Return the material word for word. Do not include pictures.

(Dataset items)
* * * * *
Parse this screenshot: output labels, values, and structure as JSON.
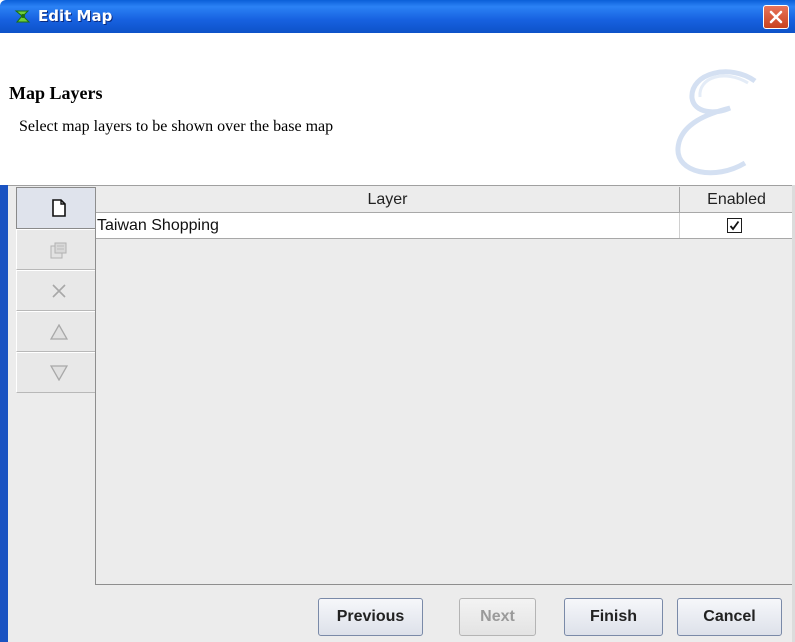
{
  "window": {
    "title": "Edit Map",
    "icons": {
      "app": "map-app-icon",
      "close": "close-icon"
    }
  },
  "header": {
    "title": "Map Layers",
    "subtitle": "Select map layers to be shown over the base map",
    "watermark_icon": "script-e-watermark-icon"
  },
  "toolbar": {
    "buttons": [
      {
        "icon": "new-layer-icon",
        "enabled": true
      },
      {
        "icon": "properties-icon",
        "enabled": false
      },
      {
        "icon": "delete-icon",
        "enabled": false
      },
      {
        "icon": "move-up-icon",
        "enabled": false
      },
      {
        "icon": "move-down-icon",
        "enabled": false
      }
    ]
  },
  "table": {
    "columns": [
      "Layer",
      "Enabled"
    ],
    "rows": [
      {
        "layer": "Taiwan Shopping",
        "enabled": true
      }
    ]
  },
  "footer": {
    "previous_label": "Previous",
    "next_label": "Next",
    "finish_label": "Finish",
    "cancel_label": "Cancel"
  },
  "colors": {
    "titlebar": "#1761e0",
    "close_button": "#d9532f",
    "panel_bg": "#ececec"
  }
}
* * * * *
• _Task response_
Parse this screenshot: output labels, values, and structure as JSON.
{
  "window": {
    "title": "Edit Map",
    "icons": {
      "app": "map-app-icon",
      "close": "close-icon"
    }
  },
  "header": {
    "title": "Map Layers",
    "subtitle": "Select map layers to be shown over the base map",
    "watermark_icon": "script-e-watermark-icon"
  },
  "toolbar": {
    "buttons": [
      {
        "icon": "new-layer-icon",
        "enabled": true
      },
      {
        "icon": "properties-icon",
        "enabled": false
      },
      {
        "icon": "delete-icon",
        "enabled": false
      },
      {
        "icon": "move-up-icon",
        "enabled": false
      },
      {
        "icon": "move-down-icon",
        "enabled": false
      }
    ]
  },
  "table": {
    "columns": [
      "Layer",
      "Enabled"
    ],
    "rows": [
      {
        "layer": "Taiwan Shopping",
        "enabled": true
      }
    ]
  },
  "footer": {
    "previous_label": "Previous",
    "next_label": "Next",
    "finish_label": "Finish",
    "cancel_label": "Cancel"
  },
  "colors": {
    "titlebar": "#1761e0",
    "close_button": "#d9532f",
    "panel_bg": "#ececec"
  }
}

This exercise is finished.